• Given information
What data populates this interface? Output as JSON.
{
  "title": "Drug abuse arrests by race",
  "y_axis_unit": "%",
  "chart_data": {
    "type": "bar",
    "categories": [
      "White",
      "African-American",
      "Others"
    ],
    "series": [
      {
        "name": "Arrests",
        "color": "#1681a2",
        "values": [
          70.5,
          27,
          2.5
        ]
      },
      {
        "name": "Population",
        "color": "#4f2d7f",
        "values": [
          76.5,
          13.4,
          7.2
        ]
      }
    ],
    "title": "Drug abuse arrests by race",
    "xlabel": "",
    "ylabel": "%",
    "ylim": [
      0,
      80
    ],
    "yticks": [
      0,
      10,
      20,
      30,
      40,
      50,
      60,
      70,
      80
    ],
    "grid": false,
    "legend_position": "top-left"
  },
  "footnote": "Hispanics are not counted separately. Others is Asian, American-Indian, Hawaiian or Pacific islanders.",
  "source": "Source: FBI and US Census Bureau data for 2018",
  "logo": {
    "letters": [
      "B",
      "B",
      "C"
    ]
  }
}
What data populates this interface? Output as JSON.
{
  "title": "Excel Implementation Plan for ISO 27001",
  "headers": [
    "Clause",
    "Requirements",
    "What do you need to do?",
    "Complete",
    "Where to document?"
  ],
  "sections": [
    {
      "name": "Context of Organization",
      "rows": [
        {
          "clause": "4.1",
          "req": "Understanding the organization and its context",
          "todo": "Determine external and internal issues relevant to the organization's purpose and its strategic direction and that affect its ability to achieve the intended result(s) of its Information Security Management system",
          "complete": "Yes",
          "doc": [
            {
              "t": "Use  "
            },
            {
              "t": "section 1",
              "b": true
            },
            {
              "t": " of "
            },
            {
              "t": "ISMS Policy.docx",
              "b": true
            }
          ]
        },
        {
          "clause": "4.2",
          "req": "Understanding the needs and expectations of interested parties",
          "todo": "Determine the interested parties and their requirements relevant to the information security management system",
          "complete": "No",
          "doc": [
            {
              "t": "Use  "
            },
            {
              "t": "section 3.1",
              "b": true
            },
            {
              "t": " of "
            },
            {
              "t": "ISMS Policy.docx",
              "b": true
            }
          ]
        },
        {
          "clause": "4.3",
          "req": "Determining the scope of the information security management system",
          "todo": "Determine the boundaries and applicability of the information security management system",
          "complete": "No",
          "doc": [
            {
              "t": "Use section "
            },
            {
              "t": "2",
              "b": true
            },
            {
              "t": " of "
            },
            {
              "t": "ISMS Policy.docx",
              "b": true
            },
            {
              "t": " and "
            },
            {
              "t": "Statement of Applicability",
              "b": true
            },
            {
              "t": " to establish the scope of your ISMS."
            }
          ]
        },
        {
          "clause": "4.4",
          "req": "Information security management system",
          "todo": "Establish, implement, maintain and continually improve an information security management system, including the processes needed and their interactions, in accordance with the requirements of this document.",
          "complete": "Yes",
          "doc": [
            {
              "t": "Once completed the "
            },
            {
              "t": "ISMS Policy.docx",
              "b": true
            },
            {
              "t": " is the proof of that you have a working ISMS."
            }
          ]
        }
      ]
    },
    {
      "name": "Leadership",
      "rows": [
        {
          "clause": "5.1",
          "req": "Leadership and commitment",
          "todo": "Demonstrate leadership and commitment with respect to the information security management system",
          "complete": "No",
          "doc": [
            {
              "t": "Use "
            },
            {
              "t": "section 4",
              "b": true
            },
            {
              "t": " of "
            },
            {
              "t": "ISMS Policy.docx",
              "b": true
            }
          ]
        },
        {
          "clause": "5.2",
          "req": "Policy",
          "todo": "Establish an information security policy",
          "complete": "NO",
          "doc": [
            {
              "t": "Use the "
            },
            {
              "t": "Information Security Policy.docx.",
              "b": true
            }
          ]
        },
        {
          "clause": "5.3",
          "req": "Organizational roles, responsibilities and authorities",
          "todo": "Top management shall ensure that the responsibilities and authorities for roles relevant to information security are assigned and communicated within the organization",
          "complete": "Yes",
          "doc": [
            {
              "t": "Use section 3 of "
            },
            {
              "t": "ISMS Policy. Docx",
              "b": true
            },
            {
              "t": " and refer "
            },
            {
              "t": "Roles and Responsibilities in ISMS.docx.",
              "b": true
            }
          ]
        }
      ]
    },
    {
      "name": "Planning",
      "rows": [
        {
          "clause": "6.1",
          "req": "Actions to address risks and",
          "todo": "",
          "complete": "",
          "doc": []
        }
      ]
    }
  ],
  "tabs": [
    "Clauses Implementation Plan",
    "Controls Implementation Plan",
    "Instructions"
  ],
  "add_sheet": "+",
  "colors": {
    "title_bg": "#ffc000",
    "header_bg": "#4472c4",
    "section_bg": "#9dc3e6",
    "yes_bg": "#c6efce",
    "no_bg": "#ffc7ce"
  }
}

• Task requirements
Work out the number of lines in this listing that include the word "abuse". Reply with that number only.

• Full solution
2